■ Available data
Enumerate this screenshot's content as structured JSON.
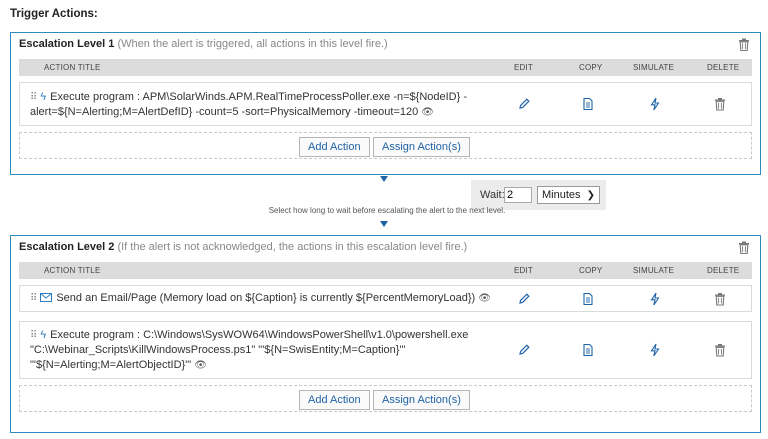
{
  "section_title": "Trigger Actions:",
  "columns": {
    "action_title": "ACTION TITLE",
    "edit": "EDIT",
    "copy": "COPY",
    "simulate": "SIMULATE",
    "delete": "DELETE"
  },
  "levels": [
    {
      "name": "Escalation Level 1",
      "description": "(When the alert is triggered, all actions in this level fire.)",
      "actions": [
        {
          "icon": "lightning-icon",
          "line1": "Execute program : APM\\SolarWinds.APM.RealTimeProcessPoller.exe -n=${NodeID} -",
          "line2": "alert=${N=Alerting;M=AlertDefID} -count=5 -sort=PhysicalMemory -timeout=120"
        }
      ],
      "add_action": "Add Action",
      "assign_action": "Assign Action(s)"
    },
    {
      "name": "Escalation Level 2",
      "description": "(If the alert is not acknowledged, the actions in this escalation level fire.)",
      "actions": [
        {
          "icon": "envelope-icon",
          "line1": "Send an Email/Page (Memory load on ${Caption} is currently ${PercentMemoryLoad})"
        },
        {
          "icon": "lightning-icon",
          "line1": "Execute program : C:\\Windows\\SysWOW64\\WindowsPowerShell\\v1.0\\powershell.exe",
          "line2": "\"C:\\Webinar_Scripts\\KillWindowsProcess.ps1\" \"'${N=SwisEntity;M=Caption}'\"",
          "line3": "\"'${N=Alerting;M=AlertObjectID}'\""
        }
      ],
      "add_action": "Add Action",
      "assign_action": "Assign Action(s)"
    }
  ],
  "wait": {
    "label": "Wait:",
    "value": "2",
    "unit": "Minutes",
    "hint": "Select how long to wait before escalating the alert to the next level."
  },
  "colors": {
    "accent": "#2e8bc0",
    "link": "#1f63a6",
    "header_bg": "#dcdcdc"
  }
}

■ Task to carry out
Copy out the listing exactly as it stands, but not the pictures.

■ Reply
Enumerate this screenshot's content as structured JSON.
{
  "section_title": "Trigger Actions:",
  "columns": {
    "action_title": "ACTION TITLE",
    "edit": "EDIT",
    "copy": "COPY",
    "simulate": "SIMULATE",
    "delete": "DELETE"
  },
  "levels": [
    {
      "name": "Escalation Level 1",
      "description": "(When the alert is triggered, all actions in this level fire.)",
      "actions": [
        {
          "icon": "lightning-icon",
          "line1": "Execute program : APM\\SolarWinds.APM.RealTimeProcessPoller.exe -n=${NodeID} -",
          "line2": "alert=${N=Alerting;M=AlertDefID} -count=5 -sort=PhysicalMemory -timeout=120"
        }
      ],
      "add_action": "Add Action",
      "assign_action": "Assign Action(s)"
    },
    {
      "name": "Escalation Level 2",
      "description": "(If the alert is not acknowledged, the actions in this escalation level fire.)",
      "actions": [
        {
          "icon": "envelope-icon",
          "line1": "Send an Email/Page (Memory load on ${Caption} is currently ${PercentMemoryLoad})"
        },
        {
          "icon": "lightning-icon",
          "line1": "Execute program : C:\\Windows\\SysWOW64\\WindowsPowerShell\\v1.0\\powershell.exe",
          "line2": "\"C:\\Webinar_Scripts\\KillWindowsProcess.ps1\" \"'${N=SwisEntity;M=Caption}'\"",
          "line3": "\"'${N=Alerting;M=AlertObjectID}'\""
        }
      ],
      "add_action": "Add Action",
      "assign_action": "Assign Action(s)"
    }
  ],
  "wait": {
    "label": "Wait:",
    "value": "2",
    "unit": "Minutes",
    "hint": "Select how long to wait before escalating the alert to the next level."
  },
  "colors": {
    "accent": "#2e8bc0",
    "link": "#1f63a6",
    "header_bg": "#dcdcdc"
  }
}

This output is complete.